- Exercise -
Transcribe the tail of the listing: start at the line containing "What data populates" and stop after the last line, keeping every character as is and adding nothing.

- Records supplied -
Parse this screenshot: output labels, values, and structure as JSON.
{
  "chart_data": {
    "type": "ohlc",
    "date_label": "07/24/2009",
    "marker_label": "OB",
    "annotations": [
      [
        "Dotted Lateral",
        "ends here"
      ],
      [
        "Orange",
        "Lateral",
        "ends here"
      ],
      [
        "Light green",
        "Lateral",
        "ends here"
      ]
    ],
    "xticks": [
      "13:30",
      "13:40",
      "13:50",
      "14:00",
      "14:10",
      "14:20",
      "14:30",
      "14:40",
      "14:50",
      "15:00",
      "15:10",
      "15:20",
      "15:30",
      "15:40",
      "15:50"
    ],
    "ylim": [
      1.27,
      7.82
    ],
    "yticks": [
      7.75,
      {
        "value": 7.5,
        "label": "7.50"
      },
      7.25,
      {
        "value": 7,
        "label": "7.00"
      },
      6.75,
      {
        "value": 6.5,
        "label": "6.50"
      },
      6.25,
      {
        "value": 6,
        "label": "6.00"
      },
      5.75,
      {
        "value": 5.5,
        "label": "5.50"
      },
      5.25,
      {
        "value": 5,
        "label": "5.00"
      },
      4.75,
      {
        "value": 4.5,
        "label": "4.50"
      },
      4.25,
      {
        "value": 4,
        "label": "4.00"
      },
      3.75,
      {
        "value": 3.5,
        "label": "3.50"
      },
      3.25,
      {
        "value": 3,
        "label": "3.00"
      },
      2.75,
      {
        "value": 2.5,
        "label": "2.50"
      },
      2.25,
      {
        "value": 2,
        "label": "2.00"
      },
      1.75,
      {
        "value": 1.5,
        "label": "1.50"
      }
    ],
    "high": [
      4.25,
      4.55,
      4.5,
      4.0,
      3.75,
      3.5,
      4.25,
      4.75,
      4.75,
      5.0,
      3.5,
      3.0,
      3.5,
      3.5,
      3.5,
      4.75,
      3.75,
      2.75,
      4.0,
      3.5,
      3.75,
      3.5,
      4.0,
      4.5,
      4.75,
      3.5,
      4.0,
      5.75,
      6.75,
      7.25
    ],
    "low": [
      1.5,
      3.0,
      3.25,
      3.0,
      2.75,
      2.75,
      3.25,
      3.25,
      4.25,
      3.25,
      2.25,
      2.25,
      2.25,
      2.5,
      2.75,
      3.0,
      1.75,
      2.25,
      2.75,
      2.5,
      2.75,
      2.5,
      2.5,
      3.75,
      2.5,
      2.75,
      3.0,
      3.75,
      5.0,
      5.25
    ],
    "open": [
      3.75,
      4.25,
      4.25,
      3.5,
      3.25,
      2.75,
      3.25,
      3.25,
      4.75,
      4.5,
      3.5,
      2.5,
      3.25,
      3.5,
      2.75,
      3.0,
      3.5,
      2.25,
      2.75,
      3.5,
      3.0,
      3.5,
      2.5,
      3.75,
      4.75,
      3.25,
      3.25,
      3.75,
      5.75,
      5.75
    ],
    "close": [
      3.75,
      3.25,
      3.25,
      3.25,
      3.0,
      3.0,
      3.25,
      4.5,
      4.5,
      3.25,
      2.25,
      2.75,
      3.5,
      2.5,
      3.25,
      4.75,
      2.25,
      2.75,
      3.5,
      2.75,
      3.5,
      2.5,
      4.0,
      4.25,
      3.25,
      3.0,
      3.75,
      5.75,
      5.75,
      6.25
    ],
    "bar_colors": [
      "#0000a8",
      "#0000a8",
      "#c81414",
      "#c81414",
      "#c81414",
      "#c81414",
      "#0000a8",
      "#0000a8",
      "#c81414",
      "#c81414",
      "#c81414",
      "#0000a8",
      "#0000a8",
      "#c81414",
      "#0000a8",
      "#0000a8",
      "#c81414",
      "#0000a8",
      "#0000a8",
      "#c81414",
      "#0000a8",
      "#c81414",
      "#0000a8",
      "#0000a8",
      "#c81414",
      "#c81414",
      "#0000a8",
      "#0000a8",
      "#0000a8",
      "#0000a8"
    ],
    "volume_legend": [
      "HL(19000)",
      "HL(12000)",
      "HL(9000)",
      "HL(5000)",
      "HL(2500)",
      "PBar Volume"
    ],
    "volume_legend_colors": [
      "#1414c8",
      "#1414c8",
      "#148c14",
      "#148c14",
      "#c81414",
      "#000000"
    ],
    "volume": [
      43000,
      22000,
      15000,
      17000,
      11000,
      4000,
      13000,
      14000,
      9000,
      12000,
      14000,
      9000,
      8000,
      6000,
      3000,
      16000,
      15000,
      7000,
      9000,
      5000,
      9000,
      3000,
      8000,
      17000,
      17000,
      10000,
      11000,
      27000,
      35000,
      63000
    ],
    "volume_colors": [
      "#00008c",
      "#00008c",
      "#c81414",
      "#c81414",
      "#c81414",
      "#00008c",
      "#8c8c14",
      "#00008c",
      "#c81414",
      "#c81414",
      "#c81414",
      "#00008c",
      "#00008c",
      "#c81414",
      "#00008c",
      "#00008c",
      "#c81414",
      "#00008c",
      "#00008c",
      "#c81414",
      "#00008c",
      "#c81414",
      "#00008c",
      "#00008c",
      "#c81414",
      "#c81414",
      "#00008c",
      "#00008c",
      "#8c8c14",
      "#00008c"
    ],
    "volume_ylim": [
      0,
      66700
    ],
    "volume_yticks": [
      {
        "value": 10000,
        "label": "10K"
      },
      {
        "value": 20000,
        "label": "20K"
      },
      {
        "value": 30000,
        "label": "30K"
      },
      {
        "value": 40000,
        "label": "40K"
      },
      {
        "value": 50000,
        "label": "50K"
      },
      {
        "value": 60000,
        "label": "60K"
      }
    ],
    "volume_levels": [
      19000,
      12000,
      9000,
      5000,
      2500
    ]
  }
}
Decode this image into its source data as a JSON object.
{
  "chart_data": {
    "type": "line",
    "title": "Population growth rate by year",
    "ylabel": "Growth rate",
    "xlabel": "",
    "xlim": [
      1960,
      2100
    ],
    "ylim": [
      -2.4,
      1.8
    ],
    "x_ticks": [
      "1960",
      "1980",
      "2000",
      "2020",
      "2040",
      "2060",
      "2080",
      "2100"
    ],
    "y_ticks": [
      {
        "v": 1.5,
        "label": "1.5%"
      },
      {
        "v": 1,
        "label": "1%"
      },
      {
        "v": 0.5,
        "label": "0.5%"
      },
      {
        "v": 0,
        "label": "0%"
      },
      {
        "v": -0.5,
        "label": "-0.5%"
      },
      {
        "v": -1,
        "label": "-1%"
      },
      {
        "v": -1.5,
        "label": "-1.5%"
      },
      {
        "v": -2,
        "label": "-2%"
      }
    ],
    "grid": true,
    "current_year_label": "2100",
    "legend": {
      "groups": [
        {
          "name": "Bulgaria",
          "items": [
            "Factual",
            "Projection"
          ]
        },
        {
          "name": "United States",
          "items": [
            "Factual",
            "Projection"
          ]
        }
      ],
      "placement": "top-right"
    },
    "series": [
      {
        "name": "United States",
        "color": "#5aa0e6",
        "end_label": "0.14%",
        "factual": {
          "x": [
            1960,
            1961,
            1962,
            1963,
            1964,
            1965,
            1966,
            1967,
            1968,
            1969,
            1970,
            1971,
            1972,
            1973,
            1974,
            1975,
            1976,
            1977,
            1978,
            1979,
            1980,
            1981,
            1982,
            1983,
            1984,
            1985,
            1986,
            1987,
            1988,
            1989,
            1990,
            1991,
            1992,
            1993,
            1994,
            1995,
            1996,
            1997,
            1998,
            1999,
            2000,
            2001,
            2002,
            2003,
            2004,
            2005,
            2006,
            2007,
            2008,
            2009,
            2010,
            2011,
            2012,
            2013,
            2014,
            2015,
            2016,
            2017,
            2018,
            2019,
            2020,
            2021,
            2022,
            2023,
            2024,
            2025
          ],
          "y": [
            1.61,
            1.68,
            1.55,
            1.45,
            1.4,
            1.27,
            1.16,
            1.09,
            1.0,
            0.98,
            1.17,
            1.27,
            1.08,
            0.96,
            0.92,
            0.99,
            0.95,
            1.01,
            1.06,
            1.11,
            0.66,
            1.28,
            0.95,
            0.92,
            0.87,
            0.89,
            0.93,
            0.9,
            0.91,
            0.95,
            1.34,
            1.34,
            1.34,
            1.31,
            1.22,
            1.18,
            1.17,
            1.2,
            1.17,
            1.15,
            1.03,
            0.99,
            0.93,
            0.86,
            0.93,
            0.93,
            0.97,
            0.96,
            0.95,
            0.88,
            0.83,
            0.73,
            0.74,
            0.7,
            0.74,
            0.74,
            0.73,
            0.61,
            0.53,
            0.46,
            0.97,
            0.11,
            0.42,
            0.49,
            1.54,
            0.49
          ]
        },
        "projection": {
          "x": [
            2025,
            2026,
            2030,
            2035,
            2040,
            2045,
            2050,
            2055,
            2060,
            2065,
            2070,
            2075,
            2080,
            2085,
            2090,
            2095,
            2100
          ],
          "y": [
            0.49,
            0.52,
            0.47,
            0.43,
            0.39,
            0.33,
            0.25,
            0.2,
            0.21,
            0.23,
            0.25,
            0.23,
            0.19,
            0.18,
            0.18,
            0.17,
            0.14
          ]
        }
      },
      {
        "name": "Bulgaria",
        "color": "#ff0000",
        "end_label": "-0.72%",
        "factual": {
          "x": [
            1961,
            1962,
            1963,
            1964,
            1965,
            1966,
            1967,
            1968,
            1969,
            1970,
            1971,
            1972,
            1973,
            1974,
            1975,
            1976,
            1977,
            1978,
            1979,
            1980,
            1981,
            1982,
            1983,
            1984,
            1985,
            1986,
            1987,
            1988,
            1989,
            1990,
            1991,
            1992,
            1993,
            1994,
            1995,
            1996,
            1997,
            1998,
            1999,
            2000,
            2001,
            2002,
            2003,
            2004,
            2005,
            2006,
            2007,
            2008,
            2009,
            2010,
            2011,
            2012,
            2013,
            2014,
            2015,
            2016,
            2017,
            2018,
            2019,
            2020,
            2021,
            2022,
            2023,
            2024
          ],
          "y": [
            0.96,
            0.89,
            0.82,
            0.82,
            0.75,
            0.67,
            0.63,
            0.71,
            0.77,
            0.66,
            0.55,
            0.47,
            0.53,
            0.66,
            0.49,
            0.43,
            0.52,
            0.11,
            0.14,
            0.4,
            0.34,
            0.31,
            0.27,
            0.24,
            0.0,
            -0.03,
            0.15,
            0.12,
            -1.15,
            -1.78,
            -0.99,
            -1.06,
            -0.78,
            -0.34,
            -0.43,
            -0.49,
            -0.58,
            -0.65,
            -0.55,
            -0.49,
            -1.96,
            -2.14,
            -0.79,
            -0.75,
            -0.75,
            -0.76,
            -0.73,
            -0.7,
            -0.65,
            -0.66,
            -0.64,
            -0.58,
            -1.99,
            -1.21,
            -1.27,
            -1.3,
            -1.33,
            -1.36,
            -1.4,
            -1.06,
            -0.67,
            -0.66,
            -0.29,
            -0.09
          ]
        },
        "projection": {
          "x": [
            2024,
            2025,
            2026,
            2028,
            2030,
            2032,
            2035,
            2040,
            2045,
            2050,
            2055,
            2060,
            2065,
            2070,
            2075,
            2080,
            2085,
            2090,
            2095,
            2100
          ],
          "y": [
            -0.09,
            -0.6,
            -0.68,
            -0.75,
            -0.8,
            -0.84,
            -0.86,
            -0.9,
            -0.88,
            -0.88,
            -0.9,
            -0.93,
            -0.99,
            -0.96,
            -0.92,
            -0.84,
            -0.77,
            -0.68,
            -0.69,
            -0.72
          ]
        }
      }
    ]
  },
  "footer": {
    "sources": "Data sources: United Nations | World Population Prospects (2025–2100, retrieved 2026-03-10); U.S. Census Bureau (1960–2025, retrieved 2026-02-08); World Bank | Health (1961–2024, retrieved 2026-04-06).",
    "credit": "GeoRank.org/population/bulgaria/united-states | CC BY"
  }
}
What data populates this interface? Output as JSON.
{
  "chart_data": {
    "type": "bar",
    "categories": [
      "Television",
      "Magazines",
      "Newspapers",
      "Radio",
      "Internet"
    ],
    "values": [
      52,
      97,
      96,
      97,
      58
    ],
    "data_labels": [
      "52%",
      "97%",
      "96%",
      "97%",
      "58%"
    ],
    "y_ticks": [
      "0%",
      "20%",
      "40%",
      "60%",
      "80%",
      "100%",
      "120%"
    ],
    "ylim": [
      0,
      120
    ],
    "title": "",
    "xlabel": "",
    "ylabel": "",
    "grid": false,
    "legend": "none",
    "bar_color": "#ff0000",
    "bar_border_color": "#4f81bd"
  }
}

- Completed exercise -
What data populates this interface? Output as JSON.
{
  "chart_data": {
    "type": "bar",
    "categories": [
      "Television",
      "Magazines",
      "Newspapers",
      "Radio",
      "Internet"
    ],
    "values": [
      52,
      97,
      96,
      97,
      58
    ],
    "data_labels": [
      "52%",
      "97%",
      "96%",
      "97%",
      "58%"
    ],
    "y_ticks": [
      "0%",
      "20%",
      "40%",
      "60%",
      "80%",
      "100%",
      "120%"
    ],
    "ylim": [
      0,
      120
    ],
    "title": "",
    "xlabel": "",
    "ylabel": "",
    "grid": false,
    "legend": "none",
    "bar_color": "#ff0000",
    "bar_border_color": "#4f81bd"
  }
}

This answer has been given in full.